— RECORD EXCERPTS —
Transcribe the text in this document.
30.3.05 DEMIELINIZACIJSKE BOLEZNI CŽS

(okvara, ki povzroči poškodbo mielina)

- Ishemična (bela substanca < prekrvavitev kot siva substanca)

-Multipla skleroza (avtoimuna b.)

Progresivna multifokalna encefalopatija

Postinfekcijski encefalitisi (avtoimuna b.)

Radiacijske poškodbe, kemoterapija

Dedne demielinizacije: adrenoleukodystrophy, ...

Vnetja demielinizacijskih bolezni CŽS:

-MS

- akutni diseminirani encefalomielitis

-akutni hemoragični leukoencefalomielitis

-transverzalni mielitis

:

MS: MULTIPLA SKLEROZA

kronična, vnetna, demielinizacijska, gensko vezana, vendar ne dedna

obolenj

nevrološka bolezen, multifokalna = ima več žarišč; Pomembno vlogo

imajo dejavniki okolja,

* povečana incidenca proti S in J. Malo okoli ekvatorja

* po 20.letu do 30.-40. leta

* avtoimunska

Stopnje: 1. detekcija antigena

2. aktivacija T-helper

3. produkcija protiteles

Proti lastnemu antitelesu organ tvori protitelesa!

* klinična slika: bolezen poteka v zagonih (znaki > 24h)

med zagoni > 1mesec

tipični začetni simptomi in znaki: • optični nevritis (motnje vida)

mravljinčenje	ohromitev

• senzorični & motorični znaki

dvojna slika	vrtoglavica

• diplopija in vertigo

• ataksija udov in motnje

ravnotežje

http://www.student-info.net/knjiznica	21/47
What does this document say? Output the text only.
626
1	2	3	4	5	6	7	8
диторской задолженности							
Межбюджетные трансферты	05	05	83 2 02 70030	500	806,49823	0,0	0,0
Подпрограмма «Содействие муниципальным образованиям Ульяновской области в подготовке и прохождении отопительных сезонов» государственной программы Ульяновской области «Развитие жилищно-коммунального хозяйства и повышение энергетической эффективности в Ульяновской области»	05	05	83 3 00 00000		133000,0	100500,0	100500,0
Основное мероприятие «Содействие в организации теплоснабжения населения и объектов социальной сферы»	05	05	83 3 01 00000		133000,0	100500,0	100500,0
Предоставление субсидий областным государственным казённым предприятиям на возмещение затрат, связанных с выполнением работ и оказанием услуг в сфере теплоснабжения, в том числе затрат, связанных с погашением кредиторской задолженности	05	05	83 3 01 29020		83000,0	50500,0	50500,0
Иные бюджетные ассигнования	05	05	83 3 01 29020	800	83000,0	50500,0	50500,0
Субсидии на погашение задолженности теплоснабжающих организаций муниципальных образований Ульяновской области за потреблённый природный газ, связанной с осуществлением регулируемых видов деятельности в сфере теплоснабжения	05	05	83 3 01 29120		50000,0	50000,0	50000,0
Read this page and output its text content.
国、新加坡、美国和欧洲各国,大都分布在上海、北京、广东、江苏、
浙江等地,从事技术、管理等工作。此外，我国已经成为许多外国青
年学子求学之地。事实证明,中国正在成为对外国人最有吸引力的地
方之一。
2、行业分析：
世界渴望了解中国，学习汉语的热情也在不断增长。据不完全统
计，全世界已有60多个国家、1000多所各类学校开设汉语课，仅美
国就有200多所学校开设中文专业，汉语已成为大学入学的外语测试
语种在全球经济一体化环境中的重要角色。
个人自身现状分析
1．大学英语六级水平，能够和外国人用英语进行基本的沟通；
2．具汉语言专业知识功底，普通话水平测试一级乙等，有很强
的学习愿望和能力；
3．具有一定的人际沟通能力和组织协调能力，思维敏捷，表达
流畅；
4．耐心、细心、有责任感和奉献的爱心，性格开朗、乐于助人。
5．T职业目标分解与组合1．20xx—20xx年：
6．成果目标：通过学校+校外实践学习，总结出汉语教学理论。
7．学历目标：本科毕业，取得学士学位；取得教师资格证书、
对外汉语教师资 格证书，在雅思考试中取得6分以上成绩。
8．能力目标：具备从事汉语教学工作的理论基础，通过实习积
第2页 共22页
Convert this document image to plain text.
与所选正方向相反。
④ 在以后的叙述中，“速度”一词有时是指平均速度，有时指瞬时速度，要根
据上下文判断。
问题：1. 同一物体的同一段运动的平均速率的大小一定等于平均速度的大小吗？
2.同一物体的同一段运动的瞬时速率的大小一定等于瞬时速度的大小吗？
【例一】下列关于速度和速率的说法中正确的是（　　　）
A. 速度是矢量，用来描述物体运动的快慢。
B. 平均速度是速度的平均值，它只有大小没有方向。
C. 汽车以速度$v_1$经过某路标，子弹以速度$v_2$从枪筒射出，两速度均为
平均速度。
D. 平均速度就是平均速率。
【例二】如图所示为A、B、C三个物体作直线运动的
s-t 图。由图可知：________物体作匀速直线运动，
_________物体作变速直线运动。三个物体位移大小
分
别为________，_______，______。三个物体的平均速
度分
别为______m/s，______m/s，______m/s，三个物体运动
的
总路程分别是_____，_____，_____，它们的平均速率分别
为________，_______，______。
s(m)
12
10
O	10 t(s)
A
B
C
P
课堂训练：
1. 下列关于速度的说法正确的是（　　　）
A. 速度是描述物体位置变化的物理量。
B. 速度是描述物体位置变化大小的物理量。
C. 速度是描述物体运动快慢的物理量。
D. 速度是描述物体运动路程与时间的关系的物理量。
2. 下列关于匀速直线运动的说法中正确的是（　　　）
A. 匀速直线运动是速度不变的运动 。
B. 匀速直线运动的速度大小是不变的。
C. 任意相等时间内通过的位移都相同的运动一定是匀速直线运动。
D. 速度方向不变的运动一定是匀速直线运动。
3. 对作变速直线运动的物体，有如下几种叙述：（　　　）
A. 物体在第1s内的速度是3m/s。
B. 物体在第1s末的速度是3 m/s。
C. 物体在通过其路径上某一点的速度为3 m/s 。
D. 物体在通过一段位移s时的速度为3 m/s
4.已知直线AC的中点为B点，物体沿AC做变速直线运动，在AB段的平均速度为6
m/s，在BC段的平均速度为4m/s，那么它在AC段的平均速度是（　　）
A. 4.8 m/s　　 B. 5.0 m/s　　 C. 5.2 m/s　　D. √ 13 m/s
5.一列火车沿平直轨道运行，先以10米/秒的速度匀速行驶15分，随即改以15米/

— WHAT YOU ARE ASKED TO DO —
Write out the material from the first line to the last, exactly.

— WRITTEN RESPONSE —
Transcribe the text in this document.
30.3.05 DEMIELINIZACIJSKE BOLEZNI CŽS

(okvara, ki povzroči poškodbo mielina)

- Ishemična (bela substanca < prekrvavitev kot siva substanca)

-Multipla skleroza (avtoimuna b.)

Progresivna multifokalna encefalopatija

Postinfekcijski encefalitisi (avtoimuna b.)

Radiacijske poškodbe, kemoterapija

Dedne demielinizacije: adrenoleukodystrophy, ...

Vnetja demielinizacijskih bolezni CŽS:

-MS

- akutni diseminirani encefalomielitis

-akutni hemoragični leukoencefalomielitis

-transverzalni mielitis

:

MS: MULTIPLA SKLEROZA

kronična, vnetna, demielinizacijska, gensko vezana, vendar ne dedna

obolenj

nevrološka bolezen, multifokalna = ima več žarišč; Pomembno vlogo

imajo dejavniki okolja,

* povečana incidenca proti S in J. Malo okoli ekvatorja

* po 20.letu do 30.-40. leta

* avtoimunska

Stopnje: 1. detekcija antigena

2. aktivacija T-helper

3. produkcija protiteles

Proti lastnemu antitelesu organ tvori protitelesa!

* klinična slika: bolezen poteka v zagonih (znaki > 24h)

med zagoni > 1mesec

tipični začetni simptomi in znaki: • optični nevritis (motnje vida)

mravljinčenje	ohromitev

• senzorični & motorični znaki

dvojna slika	vrtoglavica

• diplopija in vertigo

• ataksija udov in motnje

ravnotežje

http://www.student-info.net/knjiznica	21/47
What does this document say? Output the text only.
626
1	2	3	4	5	6	7	8
диторской задолженности							
Межбюджетные трансферты	05	05	83 2 02 70030	500	806,49823	0,0	0,0
Подпрограмма «Содействие муниципальным образованиям Ульяновской области в подготовке и прохождении отопительных сезонов» государственной программы Ульяновской области «Развитие жилищно-коммунального хозяйства и повышение энергетической эффективности в Ульяновской области»	05	05	83 3 00 00000		133000,0	100500,0	100500,0
Основное мероприятие «Содействие в организации теплоснабжения населения и объектов социальной сферы»	05	05	83 3 01 00000		133000,0	100500,0	100500,0
Предоставление субсидий областным государственным казённым предприятиям на возмещение затрат, связанных с выполнением работ и оказанием услуг в сфере теплоснабжения, в том числе затрат, связанных с погашением кредиторской задолженности	05	05	83 3 01 29020		83000,0	50500,0	50500,0
Иные бюджетные ассигнования	05	05	83 3 01 29020	800	83000,0	50500,0	50500,0
Субсидии на погашение задолженности теплоснабжающих организаций муниципальных образований Ульяновской области за потреблённый природный газ, связанной с осуществлением регулируемых видов деятельности в сфере теплоснабжения	05	05	83 3 01 29120		50000,0	50000,0	50000,0
Read this page and output its text content.
国、新加坡、美国和欧洲各国,大都分布在上海、北京、广东、江苏、
浙江等地,从事技术、管理等工作。此外，我国已经成为许多外国青
年学子求学之地。事实证明,中国正在成为对外国人最有吸引力的地
方之一。
2、行业分析：
世界渴望了解中国，学习汉语的热情也在不断增长。据不完全统
计，全世界已有60多个国家、1000多所各类学校开设汉语课，仅美
国就有200多所学校开设中文专业，汉语已成为大学入学的外语测试
语种在全球经济一体化环境中的重要角色。
个人自身现状分析
1．大学英语六级水平，能够和外国人用英语进行基本的沟通；
2．具汉语言专业知识功底，普通话水平测试一级乙等，有很强
的学习愿望和能力；
3．具有一定的人际沟通能力和组织协调能力，思维敏捷，表达
流畅；
4．耐心、细心、有责任感和奉献的爱心，性格开朗、乐于助人。
5．T职业目标分解与组合1．20xx—20xx年：
6．成果目标：通过学校+校外实践学习，总结出汉语教学理论。
7．学历目标：本科毕业，取得学士学位；取得教师资格证书、
对外汉语教师资 格证书，在雅思考试中取得6分以上成绩。
8．能力目标：具备从事汉语教学工作的理论基础，通过实习积
第2页 共22页
Convert this document image to plain text.
与所选正方向相反。
④ 在以后的叙述中，“速度”一词有时是指平均速度，有时指瞬时速度，要根
据上下文判断。
问题：1. 同一物体的同一段运动的平均速率的大小一定等于平均速度的大小吗？
2.同一物体的同一段运动的瞬时速率的大小一定等于瞬时速度的大小吗？
【例一】下列关于速度和速率的说法中正确的是（　　　）
A. 速度是矢量，用来描述物体运动的快慢。
B. 平均速度是速度的平均值，它只有大小没有方向。
C. 汽车以速度$v_1$经过某路标，子弹以速度$v_2$从枪筒射出，两速度均为
平均速度。
D. 平均速度就是平均速率。
【例二】如图所示为A、B、C三个物体作直线运动的
s-t 图。由图可知：________物体作匀速直线运动，
_________物体作变速直线运动。三个物体位移大小
分
别为________，_______，______。三个物体的平均速
度分
别为______m/s，______m/s，______m/s，三个物体运动
的
总路程分别是_____，_____，_____，它们的平均速率分别
为________，_______，______。
s(m)
12
10
O	10 t(s)
A
B
C
P
课堂训练：
1. 下列关于速度的说法正确的是（　　　）
A. 速度是描述物体位置变化的物理量。
B. 速度是描述物体位置变化大小的物理量。
C. 速度是描述物体运动快慢的物理量。
D. 速度是描述物体运动路程与时间的关系的物理量。
2. 下列关于匀速直线运动的说法中正确的是（　　　）
A. 匀速直线运动是速度不变的运动 。
B. 匀速直线运动的速度大小是不变的。
C. 任意相等时间内通过的位移都相同的运动一定是匀速直线运动。
D. 速度方向不变的运动一定是匀速直线运动。
3. 对作变速直线运动的物体，有如下几种叙述：（　　　）
A. 物体在第1s内的速度是3m/s。
B. 物体在第1s末的速度是3 m/s。
C. 物体在通过其路径上某一点的速度为3 m/s 。
D. 物体在通过一段位移s时的速度为3 m/s
4.已知直线AC的中点为B点，物体沿AC做变速直线运动，在AB段的平均速度为6
m/s，在BC段的平均速度为4m/s，那么它在AC段的平均速度是（　　）
A. 4.8 m/s　　 B. 5.0 m/s　　 C. 5.2 m/s　　D. √ 13 m/s
5.一列火车沿平直轨道运行，先以10米/秒的速度匀速行驶15分，随即改以15米/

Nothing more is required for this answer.